[Extracted data entries]
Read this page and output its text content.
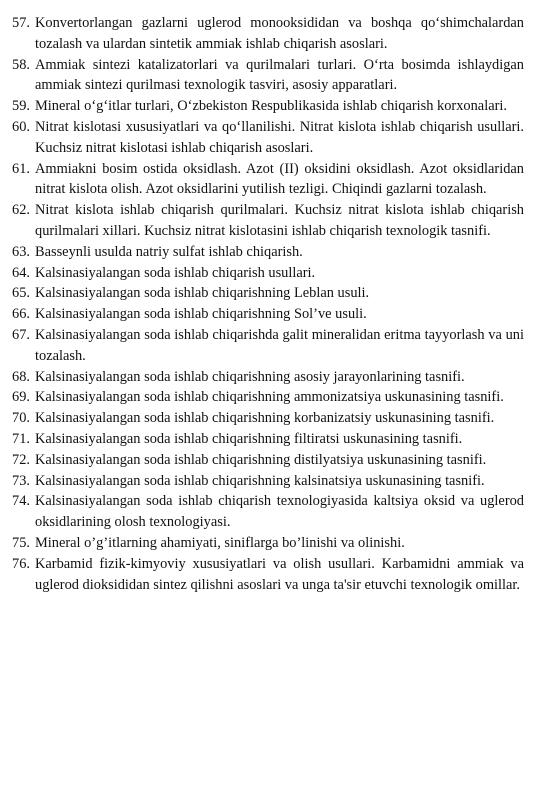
57. Konvertorlangan gazlarni uglerod monooksididan va boshqa qo‘shimchalardan tozalash va ulardan sintetik ammiak ishlab chiqarish asoslari.

58. Ammiak sintezi katalizatorlari va qurilmalari turlari. O‘rta bosimda ishlaydigan ammiak sintezi qurilmasi texnologik tasviri, asosiy apparatlari.

59. Mineral o‘g‘itlar turlari, O‘zbekiston Respublikasida ishlab chiqarish korxonalari.

60. Nitrat kislotasi xususiyatlari va qo‘llanilishi. Nitrat kislota ishlab chiqarish usullari. Kuchsiz nitrat kislotasi ishlab chiqarish asoslari.

61. Ammiakni bosim ostida oksidlash. Azot (II) oksidini oksidlash. Azot oksidlaridan nitrat kislota olish. Azot oksidlarini yutilish tezligi. Chiqindi gazlarni tozalash.

62. Nitrat kislota ishlab chiqarish qurilmalari. Kuchsiz nitrat kislota ishlab chiqarish qurilmalari xillari. Kuchsiz nitrat kislotasini ishlab chiqarish texnologik tasnifi.

63. Basseynli usulda natriy sulfat ishlab chiqarish.

64. Kalsinasiyalangan soda ishlab chiqarish usullari.

65. Kalsinasiyalangan soda ishlab chiqarishning Leblan usuli.

66. Kalsinasiyalangan soda ishlab chiqarishning Sol’ve usuli.

67. Kalsinasiyalangan soda ishlab chiqarishda galit mineralidan eritma tayyorlash va uni tozalash.

68. Kalsinasiyalangan soda ishlab chiqarishning asosiy jarayonlarining tasnifi.

69. Kalsinasiyalangan soda ishlab chiqarishning ammonizatsiya uskunasining tasnifi.

70. Kalsinasiyalangan soda ishlab chiqarishning korbanizatsiy uskunasining tasnifi.

71. Kalsinasiyalangan soda ishlab chiqarishning filtiratsi uskunasining tasnifi.

72. Kalsinasiyalangan soda ishlab chiqarishning distilyatsiya uskunasining tasnifi.

73. Kalsinasiyalangan soda ishlab chiqarishning kalsinatsiya uskunasining tasnifi.

74. Kalsinasiyalangan soda ishlab chiqarish texnologiyasida kaltsiya oksid va uglerod oksidlarining olosh texnologiyasi.

75. Mineral o’g’itlarning ahamiyati, siniflarga bo’linishi va olinishi.

76. Karbamid fizik-kimyoviy xususiyatlari va olish usullari. Karbamidni ammiak va uglerod dioksididan sintez qilishni asoslari va unga ta'sir etuvchi texnologik omillar.
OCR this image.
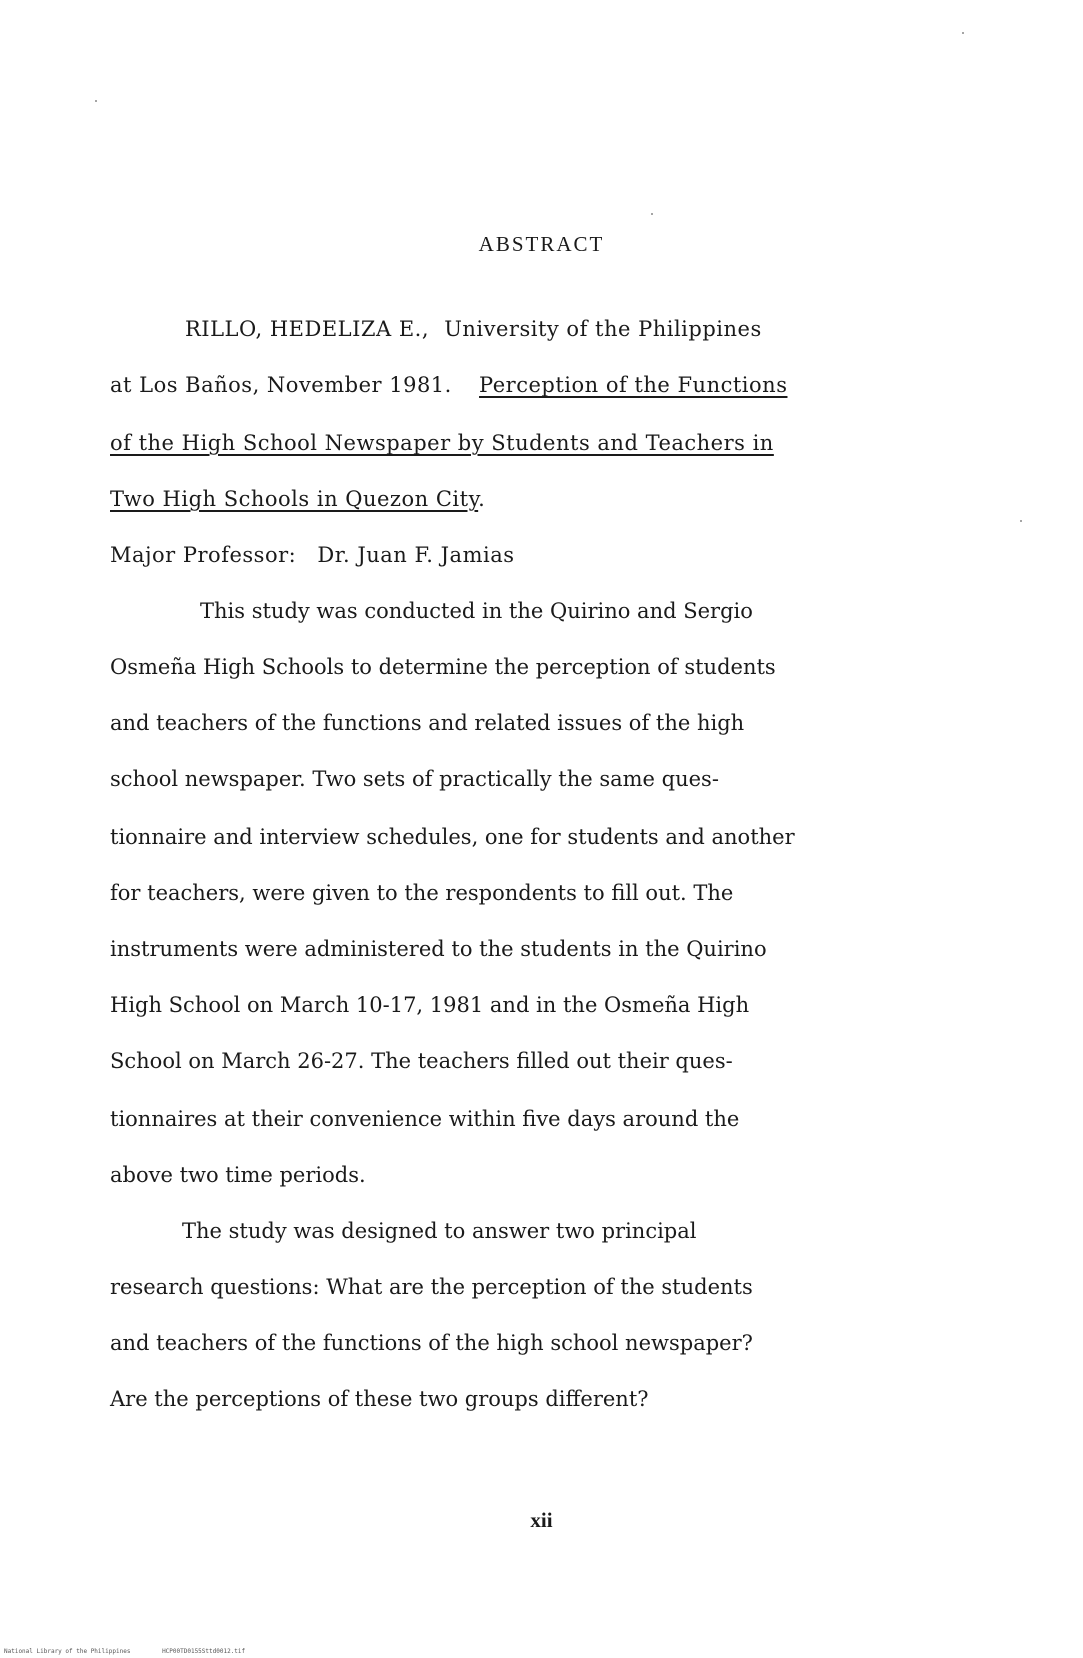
ABSTRACT
RILLO, HEDELIZA E., University of the Philippines
at Los Baños, November 1981. Perception of the Functions
of the High School Newspaper by Students and Teachers in
Two High Schools in Quezon City.
Major Professor: Dr. Juan F. Jamias
This study was conducted in the Quirino and Sergio
Osmeña High Schools to determine the perception of students
and teachers of the functions and related issues of the high
school newspaper. Two sets of practically the same ques-
tionnaire and interview schedules, one for students and another
for teachers, were given to the respondents to fill out. The
instruments were administered to the students in the Quirino
High School on March 10-17, 1981 and in the Osmeña High
School on March 26-27. The teachers filled out their ques-
tionnaires at their convenience within five days around the
above two time periods.
The study was designed to answer two principal
research questions: What are the perception of the students
and teachers of the functions of the high school newspaper?
Are the perceptions of these two groups different?
xii
National Library of the Philippines	HCP00TD0155Sttd0012.tif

- _EXERCISE REQUIREMENTS_
Would you return the data exactly as written, without the pictures?

- _FULL RESPONSE_
Read this page and output its text content.
57. Konvertorlangan gazlarni uglerod monooksididan va boshqa qo‘shimchalardan tozalash va ulardan sintetik ammiak ishlab chiqarish asoslari.

58. Ammiak sintezi katalizatorlari va qurilmalari turlari. O‘rta bosimda ishlaydigan ammiak sintezi qurilmasi texnologik tasviri, asosiy apparatlari.

59. Mineral o‘g‘itlar turlari, O‘zbekiston Respublikasida ishlab chiqarish korxonalari.

60. Nitrat kislotasi xususiyatlari va qo‘llanilishi. Nitrat kislota ishlab chiqarish usullari. Kuchsiz nitrat kislotasi ishlab chiqarish asoslari.

61. Ammiakni bosim ostida oksidlash. Azot (II) oksidini oksidlash. Azot oksidlaridan nitrat kislota olish. Azot oksidlarini yutilish tezligi. Chiqindi gazlarni tozalash.

62. Nitrat kislota ishlab chiqarish qurilmalari. Kuchsiz nitrat kislota ishlab chiqarish qurilmalari xillari. Kuchsiz nitrat kislotasini ishlab chiqarish texnologik tasnifi.

63. Basseynli usulda natriy sulfat ishlab chiqarish.

64. Kalsinasiyalangan soda ishlab chiqarish usullari.

65. Kalsinasiyalangan soda ishlab chiqarishning Leblan usuli.

66. Kalsinasiyalangan soda ishlab chiqarishning Sol’ve usuli.

67. Kalsinasiyalangan soda ishlab chiqarishda galit mineralidan eritma tayyorlash va uni tozalash.

68. Kalsinasiyalangan soda ishlab chiqarishning asosiy jarayonlarining tasnifi.

69. Kalsinasiyalangan soda ishlab chiqarishning ammonizatsiya uskunasining tasnifi.

70. Kalsinasiyalangan soda ishlab chiqarishning korbanizatsiy uskunasining tasnifi.

71. Kalsinasiyalangan soda ishlab chiqarishning filtiratsi uskunasining tasnifi.

72. Kalsinasiyalangan soda ishlab chiqarishning distilyatsiya uskunasining tasnifi.

73. Kalsinasiyalangan soda ishlab chiqarishning kalsinatsiya uskunasining tasnifi.

74. Kalsinasiyalangan soda ishlab chiqarish texnologiyasida kaltsiya oksid va uglerod oksidlarining olosh texnologiyasi.

75. Mineral o’g’itlarning ahamiyati, siniflarga bo’linishi va olinishi.

76. Karbamid fizik-kimyoviy xususiyatlari va olish usullari. Karbamidni ammiak va uglerod dioksididan sintez qilishni asoslari va unga ta'sir etuvchi texnologik omillar.
OCR this image.
ABSTRACT
RILLO, HEDELIZA E., University of the Philippines
at Los Baños, November 1981. Perception of the Functions
of the High School Newspaper by Students and Teachers in
Two High Schools in Quezon City.
Major Professor: Dr. Juan F. Jamias
This study was conducted in the Quirino and Sergio
Osmeña High Schools to determine the perception of students
and teachers of the functions and related issues of the high
school newspaper. Two sets of practically the same ques-
tionnaire and interview schedules, one for students and another
for teachers, were given to the respondents to fill out. The
instruments were administered to the students in the Quirino
High School on March 10-17, 1981 and in the Osmeña High
School on March 26-27. The teachers filled out their ques-
tionnaires at their convenience within five days around the
above two time periods.
The study was designed to answer two principal
research questions: What are the perception of the students
and teachers of the functions of the high school newspaper?
Are the perceptions of these two groups different?
xii
National Library of the Philippines	HCP00TD0155Sttd0012.tif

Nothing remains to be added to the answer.